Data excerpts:
______________________________
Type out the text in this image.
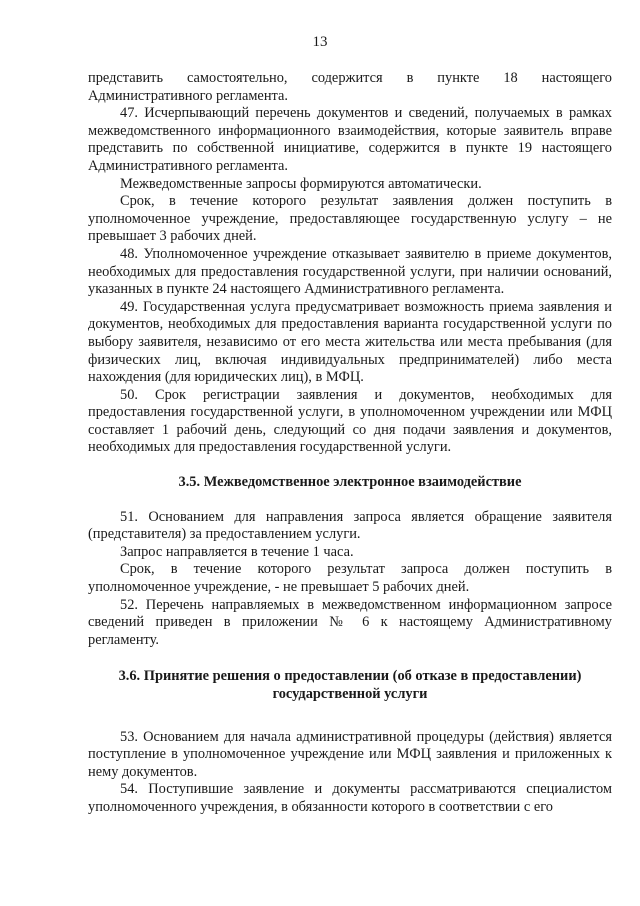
13

представить самостоятельно, содержится в пункте 18 настоящего Административного регламента.

47. Исчерпывающий перечень документов и сведений, получаемых в рамках межведомственного информационного взаимодействия, которые заявитель вправе представить по собственной инициативе, содержится в пункте 19 настоящего Административного регламента.

Межведомственные запросы формируются автоматически.

Срок, в течение которого результат заявления должен поступить в уполномоченное учреждение, предоставляющее государственную услугу – не превышает 3 рабочих дней.

48. Уполномоченное учреждение отказывает заявителю в приеме документов, необходимых для предоставления государственной услуги, при наличии оснований, указанных в пункте 24 настоящего Административного регламента.

49. Государственная услуга предусматривает возможность приема заявления и документов, необходимых для предоставления варианта государственной услуги по выбору заявителя, независимо от его места жительства или места пребывания (для физических лиц, включая индивидуальных предпринимателей) либо места нахождения (для юридических лиц), в МФЦ.

50. Срок регистрации заявления и документов, необходимых для предоставления государственной услуги, в уполномоченном учреждении или МФЦ составляет 1 рабочий день, следующий со дня подачи заявления и документов, необходимых для предоставления государственной услуги.

3.5. Межведомственное электронное взаимодействие

51. Основанием для направления запроса является обращение заявителя (представителя) за предоставлением услуги.

Запрос направляется в течение 1 часа.

Срок, в течение которого результат запроса должен поступить в уполномоченное учреждение, - не превышает 5 рабочих дней.

52. Перечень направляемых в межведомственном информационном запросе сведений приведен в приложении № 6 к настоящему Административному регламенту.

3.6. Принятие решения о предоставлении (об отказе в предоставлении) государственной услуги

53. Основанием для начала административной процедуры (действия) является поступление в уполномоченное учреждение или МФЦ заявления и приложенных к нему документов.

54. Поступившие заявление и документы рассматриваются специалистом уполномоченного учреждения, в обязанности которого в соответствии с его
______________________________
Print all of the entries word for word. Skip any images they contain.

Type out the text in this image.
13

представить самостоятельно, содержится в пункте 18 настоящего Административного регламента.

47. Исчерпывающий перечень документов и сведений, получаемых в рамках межведомственного информационного взаимодействия, которые заявитель вправе представить по собственной инициативе, содержится в пункте 19 настоящего Административного регламента.

Межведомственные запросы формируются автоматически.

Срок, в течение которого результат заявления должен поступить в уполномоченное учреждение, предоставляющее государственную услугу – не превышает 3 рабочих дней.

48. Уполномоченное учреждение отказывает заявителю в приеме документов, необходимых для предоставления государственной услуги, при наличии оснований, указанных в пункте 24 настоящего Административного регламента.

49. Государственная услуга предусматривает возможность приема заявления и документов, необходимых для предоставления варианта государственной услуги по выбору заявителя, независимо от его места жительства или места пребывания (для физических лиц, включая индивидуальных предпринимателей) либо места нахождения (для юридических лиц), в МФЦ.

50. Срок регистрации заявления и документов, необходимых для предоставления государственной услуги, в уполномоченном учреждении или МФЦ составляет 1 рабочий день, следующий со дня подачи заявления и документов, необходимых для предоставления государственной услуги.

3.5. Межведомственное электронное взаимодействие

51. Основанием для направления запроса является обращение заявителя (представителя) за предоставлением услуги.

Запрос направляется в течение 1 часа.

Срок, в течение которого результат запроса должен поступить в уполномоченное учреждение, - не превышает 5 рабочих дней.

52. Перечень направляемых в межведомственном информационном запросе сведений приведен в приложении № 6 к настоящему Административному регламенту.

3.6. Принятие решения о предоставлении (об отказе в предоставлении) государственной услуги

53. Основанием для начала административной процедуры (действия) является поступление в уполномоченное учреждение или МФЦ заявления и приложенных к нему документов.

54. Поступившие заявление и документы рассматриваются специалистом уполномоченного учреждения, в обязанности которого в соответствии с его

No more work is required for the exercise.